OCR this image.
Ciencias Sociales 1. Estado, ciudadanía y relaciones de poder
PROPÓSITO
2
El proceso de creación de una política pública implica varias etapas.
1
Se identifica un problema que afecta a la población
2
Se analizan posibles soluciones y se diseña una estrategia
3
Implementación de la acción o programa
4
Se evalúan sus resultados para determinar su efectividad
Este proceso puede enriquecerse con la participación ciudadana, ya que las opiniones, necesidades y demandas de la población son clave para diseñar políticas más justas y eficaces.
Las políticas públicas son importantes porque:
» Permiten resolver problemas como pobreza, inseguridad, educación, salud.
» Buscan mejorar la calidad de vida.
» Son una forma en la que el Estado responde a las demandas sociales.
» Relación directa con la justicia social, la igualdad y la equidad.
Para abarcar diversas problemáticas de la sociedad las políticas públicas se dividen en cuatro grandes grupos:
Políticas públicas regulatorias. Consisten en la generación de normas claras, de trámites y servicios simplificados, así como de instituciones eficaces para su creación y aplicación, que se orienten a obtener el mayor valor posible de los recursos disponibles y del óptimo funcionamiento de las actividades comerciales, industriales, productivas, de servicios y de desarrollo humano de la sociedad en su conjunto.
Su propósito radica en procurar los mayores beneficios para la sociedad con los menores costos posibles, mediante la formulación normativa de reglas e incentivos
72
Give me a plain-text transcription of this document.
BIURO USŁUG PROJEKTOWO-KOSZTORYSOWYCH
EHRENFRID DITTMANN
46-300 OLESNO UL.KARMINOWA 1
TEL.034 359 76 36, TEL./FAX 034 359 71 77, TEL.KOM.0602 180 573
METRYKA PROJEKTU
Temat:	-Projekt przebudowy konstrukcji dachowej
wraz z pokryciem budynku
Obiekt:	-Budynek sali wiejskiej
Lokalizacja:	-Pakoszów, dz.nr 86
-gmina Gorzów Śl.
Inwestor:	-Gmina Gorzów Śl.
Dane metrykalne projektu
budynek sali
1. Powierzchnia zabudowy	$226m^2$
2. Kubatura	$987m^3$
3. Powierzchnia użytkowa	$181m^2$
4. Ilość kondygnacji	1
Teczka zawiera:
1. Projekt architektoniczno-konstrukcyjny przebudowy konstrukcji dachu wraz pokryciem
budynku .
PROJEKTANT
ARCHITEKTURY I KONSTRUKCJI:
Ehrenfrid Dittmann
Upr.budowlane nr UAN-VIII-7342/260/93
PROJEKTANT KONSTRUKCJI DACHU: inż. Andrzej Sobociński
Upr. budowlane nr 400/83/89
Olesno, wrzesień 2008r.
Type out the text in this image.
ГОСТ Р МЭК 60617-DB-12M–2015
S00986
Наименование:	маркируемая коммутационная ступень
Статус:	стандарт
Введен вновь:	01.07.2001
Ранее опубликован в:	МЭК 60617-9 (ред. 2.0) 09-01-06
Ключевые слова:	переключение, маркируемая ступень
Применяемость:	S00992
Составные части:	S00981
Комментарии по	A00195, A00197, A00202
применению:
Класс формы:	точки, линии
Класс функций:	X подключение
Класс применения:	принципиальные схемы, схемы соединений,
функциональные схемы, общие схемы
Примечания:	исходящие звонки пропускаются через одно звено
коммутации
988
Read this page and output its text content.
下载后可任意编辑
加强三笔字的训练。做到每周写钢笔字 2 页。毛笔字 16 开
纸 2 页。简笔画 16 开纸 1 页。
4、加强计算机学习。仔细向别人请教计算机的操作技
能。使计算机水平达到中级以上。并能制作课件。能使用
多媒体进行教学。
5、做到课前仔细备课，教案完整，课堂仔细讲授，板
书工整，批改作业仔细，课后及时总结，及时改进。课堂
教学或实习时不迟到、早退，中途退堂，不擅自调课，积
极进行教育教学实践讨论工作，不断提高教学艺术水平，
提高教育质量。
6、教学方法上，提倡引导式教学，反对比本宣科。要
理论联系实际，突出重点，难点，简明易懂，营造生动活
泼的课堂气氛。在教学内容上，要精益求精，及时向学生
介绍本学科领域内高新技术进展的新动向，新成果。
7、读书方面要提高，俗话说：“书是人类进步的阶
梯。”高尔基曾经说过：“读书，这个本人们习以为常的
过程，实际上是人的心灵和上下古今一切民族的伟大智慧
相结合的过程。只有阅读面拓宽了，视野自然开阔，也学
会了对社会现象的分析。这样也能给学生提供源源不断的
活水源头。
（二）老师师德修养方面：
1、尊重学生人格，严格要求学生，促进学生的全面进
════════════════
## Goal of the exercise
Everything from the line that contains "Give me a plain-text" through the end of the records must be duplicated exactly, and nothing outside that range.

## Completed exercise
Give me a plain-text transcription of this document.
BIURO USŁUG PROJEKTOWO-KOSZTORYSOWYCH
EHRENFRID DITTMANN
46-300 OLESNO UL.KARMINOWA 1
TEL.034 359 76 36, TEL./FAX 034 359 71 77, TEL.KOM.0602 180 573
METRYKA PROJEKTU
Temat:	-Projekt przebudowy konstrukcji dachowej
wraz z pokryciem budynku
Obiekt:	-Budynek sali wiejskiej
Lokalizacja:	-Pakoszów, dz.nr 86
-gmina Gorzów Śl.
Inwestor:	-Gmina Gorzów Śl.
Dane metrykalne projektu
budynek sali
1. Powierzchnia zabudowy	$226m^2$
2. Kubatura	$987m^3$
3. Powierzchnia użytkowa	$181m^2$
4. Ilość kondygnacji	1
Teczka zawiera:
1. Projekt architektoniczno-konstrukcyjny przebudowy konstrukcji dachu wraz pokryciem
budynku .
PROJEKTANT
ARCHITEKTURY I KONSTRUKCJI:
Ehrenfrid Dittmann
Upr.budowlane nr UAN-VIII-7342/260/93
PROJEKTANT KONSTRUKCJI DACHU: inż. Andrzej Sobociński
Upr. budowlane nr 400/83/89
Olesno, wrzesień 2008r.
Type out the text in this image.
ГОСТ Р МЭК 60617-DB-12M–2015
S00986
Наименование:	маркируемая коммутационная ступень
Статус:	стандарт
Введен вновь:	01.07.2001
Ранее опубликован в:	МЭК 60617-9 (ред. 2.0) 09-01-06
Ключевые слова:	переключение, маркируемая ступень
Применяемость:	S00992
Составные части:	S00981
Комментарии по	A00195, A00197, A00202
применению:
Класс формы:	точки, линии
Класс функций:	X подключение
Класс применения:	принципиальные схемы, схемы соединений,
функциональные схемы, общие схемы
Примечания:	исходящие звонки пропускаются через одно звено
коммутации
988
Read this page and output its text content.
下载后可任意编辑
加强三笔字的训练。做到每周写钢笔字 2 页。毛笔字 16 开
纸 2 页。简笔画 16 开纸 1 页。
4、加强计算机学习。仔细向别人请教计算机的操作技
能。使计算机水平达到中级以上。并能制作课件。能使用
多媒体进行教学。
5、做到课前仔细备课，教案完整，课堂仔细讲授，板
书工整，批改作业仔细，课后及时总结，及时改进。课堂
教学或实习时不迟到、早退，中途退堂，不擅自调课，积
极进行教育教学实践讨论工作，不断提高教学艺术水平，
提高教育质量。
6、教学方法上，提倡引导式教学，反对比本宣科。要
理论联系实际，突出重点，难点，简明易懂，营造生动活
泼的课堂气氛。在教学内容上，要精益求精，及时向学生
介绍本学科领域内高新技术进展的新动向，新成果。
7、读书方面要提高，俗话说：“书是人类进步的阶
梯。”高尔基曾经说过：“读书，这个本人们习以为常的
过程，实际上是人的心灵和上下古今一切民族的伟大智慧
相结合的过程。只有阅读面拓宽了，视野自然开阔，也学
会了对社会现象的分析。这样也能给学生提供源源不断的
活水源头。
（二）老师师德修养方面：
1、尊重学生人格，严格要求学生，促进学生的全面进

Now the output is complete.